▸ The request
Copy the rows below word for word, starting at the line that contains "i need the location" and ending after the line that contains "- status-time: 6:58: [60, 22, 155, 71]", but leave the pictures out.

▸ Task inputs
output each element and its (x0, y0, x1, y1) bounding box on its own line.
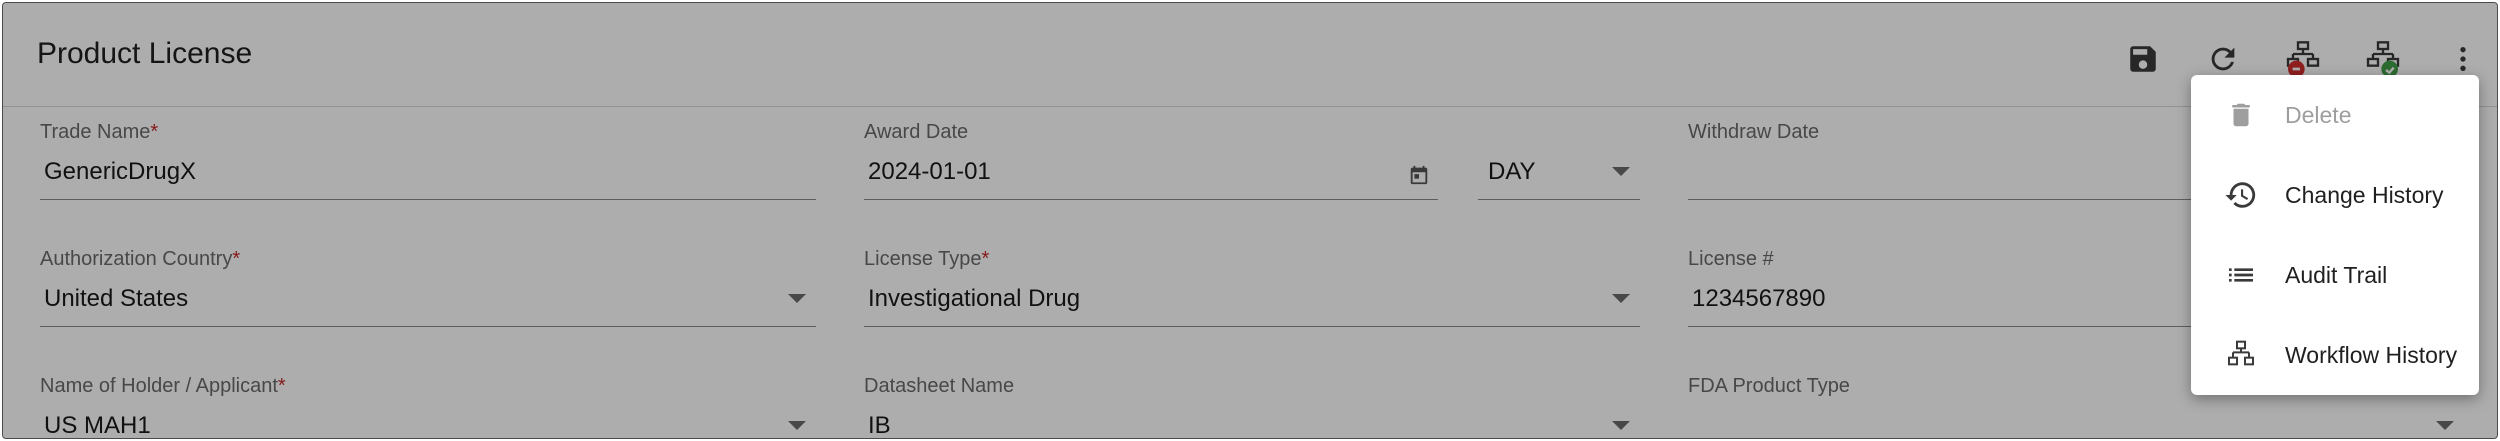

--

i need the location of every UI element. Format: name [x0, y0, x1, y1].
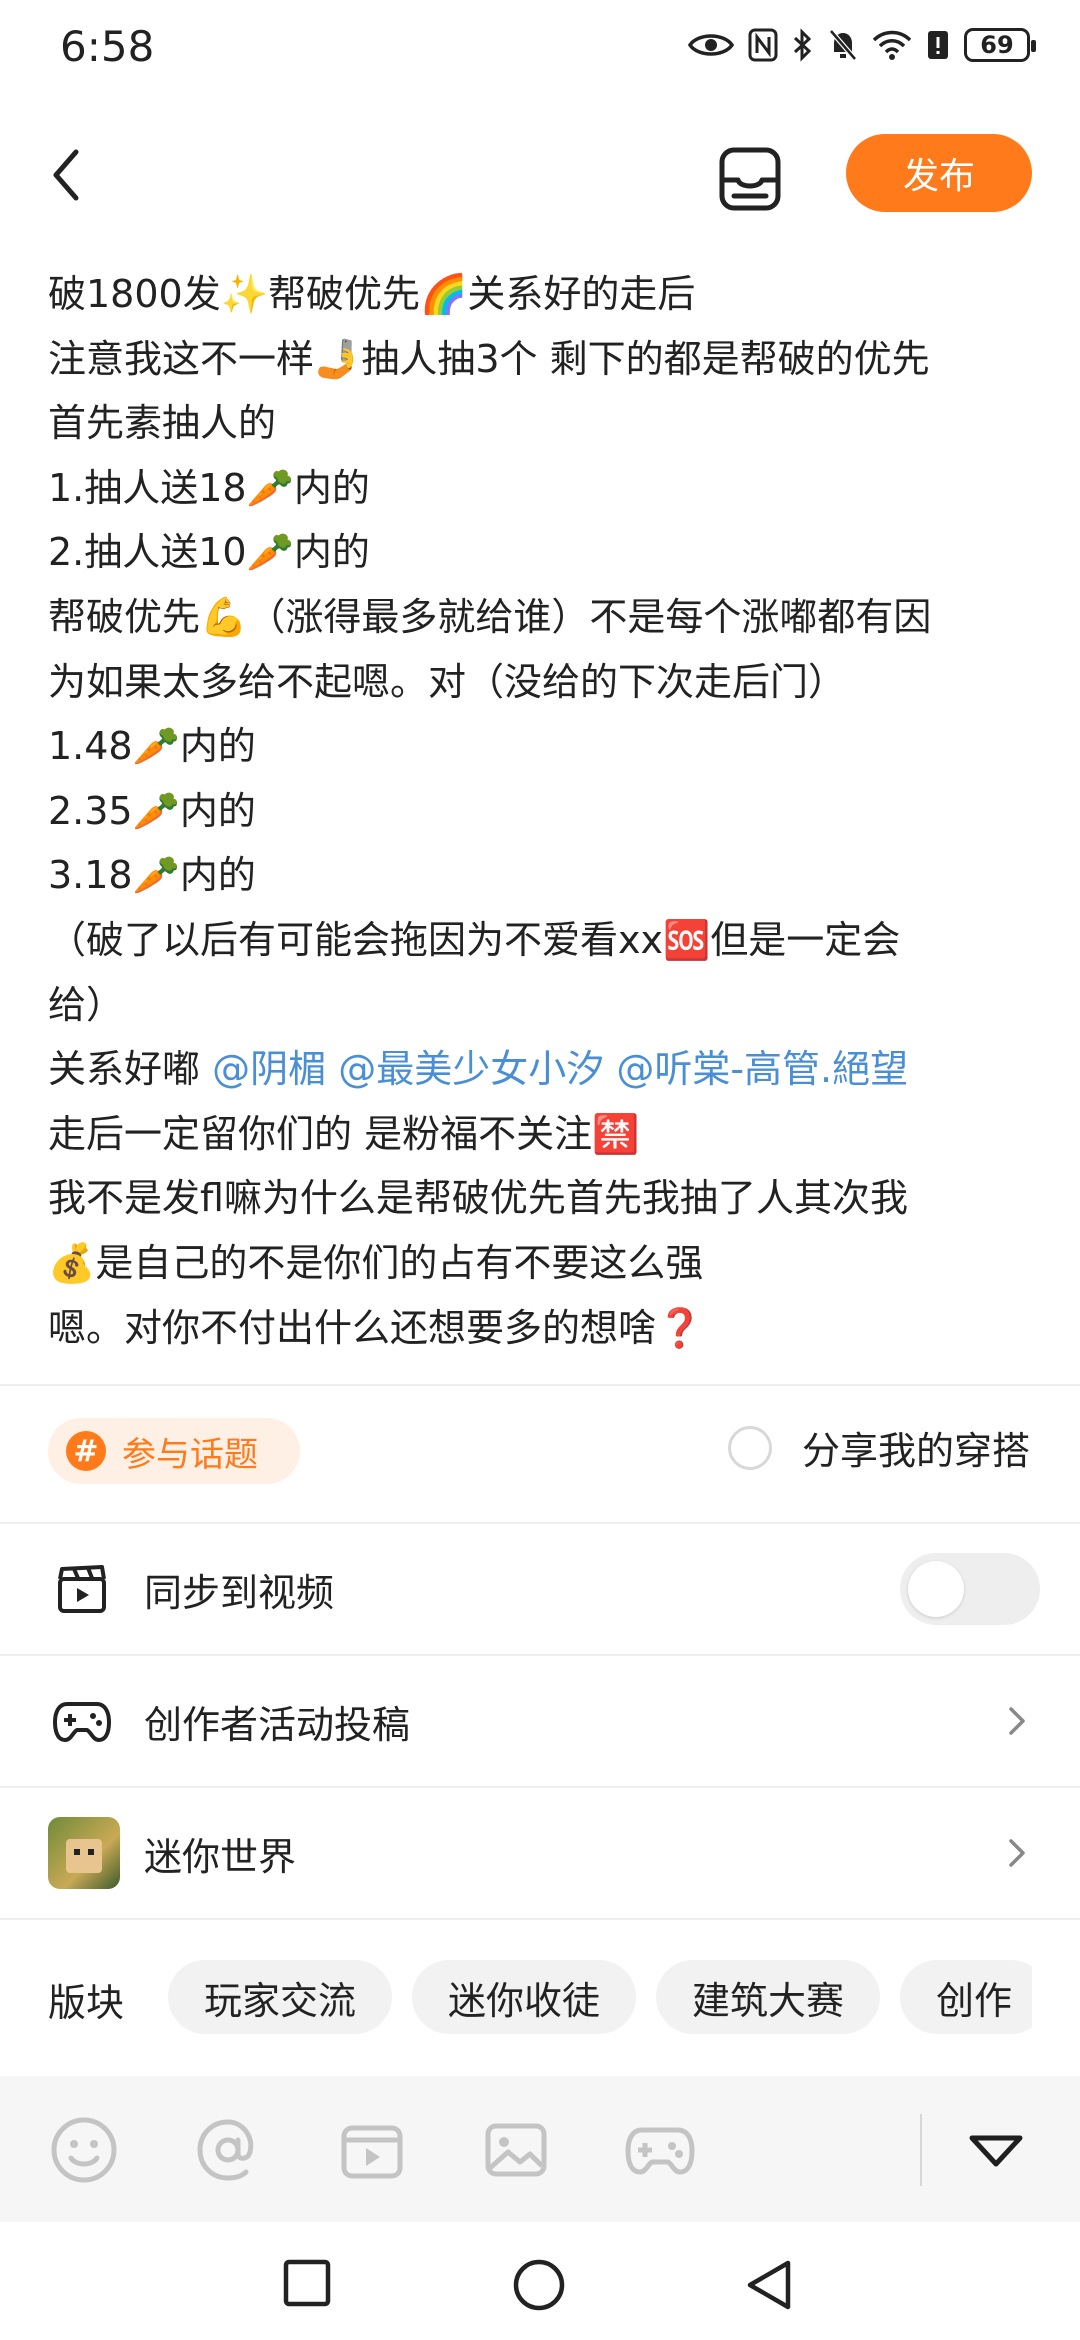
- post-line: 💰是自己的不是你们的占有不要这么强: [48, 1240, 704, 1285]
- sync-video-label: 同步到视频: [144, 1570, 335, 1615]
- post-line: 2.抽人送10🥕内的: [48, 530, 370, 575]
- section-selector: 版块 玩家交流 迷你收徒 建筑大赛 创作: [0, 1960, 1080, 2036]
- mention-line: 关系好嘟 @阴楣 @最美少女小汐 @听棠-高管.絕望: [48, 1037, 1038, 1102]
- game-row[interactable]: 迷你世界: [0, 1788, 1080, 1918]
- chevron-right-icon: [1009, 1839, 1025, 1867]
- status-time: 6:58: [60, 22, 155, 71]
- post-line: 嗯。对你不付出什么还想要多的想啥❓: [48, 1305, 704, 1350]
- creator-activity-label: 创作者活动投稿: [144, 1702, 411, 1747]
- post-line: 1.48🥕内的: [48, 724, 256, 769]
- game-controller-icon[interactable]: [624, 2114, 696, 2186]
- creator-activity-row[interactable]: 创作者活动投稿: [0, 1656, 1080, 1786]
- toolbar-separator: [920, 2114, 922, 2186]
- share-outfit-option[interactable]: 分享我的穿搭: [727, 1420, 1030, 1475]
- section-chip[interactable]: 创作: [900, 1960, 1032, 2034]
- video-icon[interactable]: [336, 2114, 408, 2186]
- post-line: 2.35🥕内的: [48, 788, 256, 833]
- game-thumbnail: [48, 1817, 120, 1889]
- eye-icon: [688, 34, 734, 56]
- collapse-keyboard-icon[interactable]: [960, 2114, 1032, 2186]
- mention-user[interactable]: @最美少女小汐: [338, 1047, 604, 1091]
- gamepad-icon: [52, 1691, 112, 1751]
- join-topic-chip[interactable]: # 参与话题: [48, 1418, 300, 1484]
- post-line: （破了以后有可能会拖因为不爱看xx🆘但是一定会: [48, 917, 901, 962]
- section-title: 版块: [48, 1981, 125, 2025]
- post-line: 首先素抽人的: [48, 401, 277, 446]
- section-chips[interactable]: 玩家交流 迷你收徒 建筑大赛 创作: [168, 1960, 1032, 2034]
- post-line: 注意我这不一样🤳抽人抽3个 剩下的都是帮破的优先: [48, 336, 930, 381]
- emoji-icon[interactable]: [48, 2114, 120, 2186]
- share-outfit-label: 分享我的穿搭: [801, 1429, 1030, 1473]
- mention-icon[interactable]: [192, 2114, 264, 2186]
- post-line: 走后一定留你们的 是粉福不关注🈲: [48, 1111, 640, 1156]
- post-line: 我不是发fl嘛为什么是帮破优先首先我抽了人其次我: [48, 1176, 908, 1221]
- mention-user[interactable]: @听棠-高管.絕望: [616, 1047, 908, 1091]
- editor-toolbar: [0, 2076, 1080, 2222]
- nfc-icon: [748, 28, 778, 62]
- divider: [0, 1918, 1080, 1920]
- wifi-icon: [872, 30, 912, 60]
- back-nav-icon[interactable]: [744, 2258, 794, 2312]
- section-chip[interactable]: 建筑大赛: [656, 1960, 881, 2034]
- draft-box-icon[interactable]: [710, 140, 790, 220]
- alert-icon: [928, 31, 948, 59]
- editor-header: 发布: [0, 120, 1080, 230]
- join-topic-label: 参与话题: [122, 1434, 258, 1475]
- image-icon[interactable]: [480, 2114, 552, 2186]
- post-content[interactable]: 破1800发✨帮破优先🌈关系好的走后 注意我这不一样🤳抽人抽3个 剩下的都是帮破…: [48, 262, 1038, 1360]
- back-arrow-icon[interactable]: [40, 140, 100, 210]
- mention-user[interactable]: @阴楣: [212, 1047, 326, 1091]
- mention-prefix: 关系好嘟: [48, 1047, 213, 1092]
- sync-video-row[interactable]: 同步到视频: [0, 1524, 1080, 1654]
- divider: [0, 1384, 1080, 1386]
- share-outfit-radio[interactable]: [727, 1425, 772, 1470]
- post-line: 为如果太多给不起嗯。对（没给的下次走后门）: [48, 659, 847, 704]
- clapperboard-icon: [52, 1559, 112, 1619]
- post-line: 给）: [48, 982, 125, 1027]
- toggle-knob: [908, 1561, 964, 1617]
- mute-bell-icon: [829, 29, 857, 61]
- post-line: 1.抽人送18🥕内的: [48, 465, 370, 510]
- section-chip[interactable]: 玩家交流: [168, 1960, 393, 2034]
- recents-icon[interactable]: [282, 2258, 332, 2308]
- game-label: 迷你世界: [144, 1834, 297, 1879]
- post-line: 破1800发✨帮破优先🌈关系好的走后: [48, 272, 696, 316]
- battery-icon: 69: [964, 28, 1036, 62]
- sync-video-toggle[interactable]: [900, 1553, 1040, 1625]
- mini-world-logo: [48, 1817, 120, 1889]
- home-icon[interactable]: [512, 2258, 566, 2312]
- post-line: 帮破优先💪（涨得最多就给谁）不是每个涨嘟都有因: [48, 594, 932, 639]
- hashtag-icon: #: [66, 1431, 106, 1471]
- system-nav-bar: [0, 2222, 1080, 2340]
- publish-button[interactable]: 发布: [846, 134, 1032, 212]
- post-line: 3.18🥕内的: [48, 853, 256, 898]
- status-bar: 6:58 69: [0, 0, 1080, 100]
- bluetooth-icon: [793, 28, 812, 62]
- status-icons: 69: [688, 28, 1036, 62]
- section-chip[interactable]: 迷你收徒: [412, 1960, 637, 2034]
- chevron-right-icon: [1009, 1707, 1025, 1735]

▸ Task result
i need the location of every UI element. Format: name [x0, y0, x1, y1].
- post-line: 💰是自己的不是你们的占有不要这么强: [48, 1240, 704, 1285]
- sync-video-label: 同步到视频: [144, 1570, 335, 1615]
- post-line: 2.抽人送10🥕内的: [48, 530, 370, 575]
- section-selector: 版块 玩家交流 迷你收徒 建筑大赛 创作: [0, 1960, 1080, 2036]
- mention-line: 关系好嘟 @阴楣 @最美少女小汐 @听棠-高管.絕望: [48, 1037, 1038, 1102]
- game-row[interactable]: 迷你世界: [0, 1788, 1080, 1918]
- chevron-right-icon: [1009, 1839, 1025, 1867]
- status-time: 6:58: [60, 22, 155, 71]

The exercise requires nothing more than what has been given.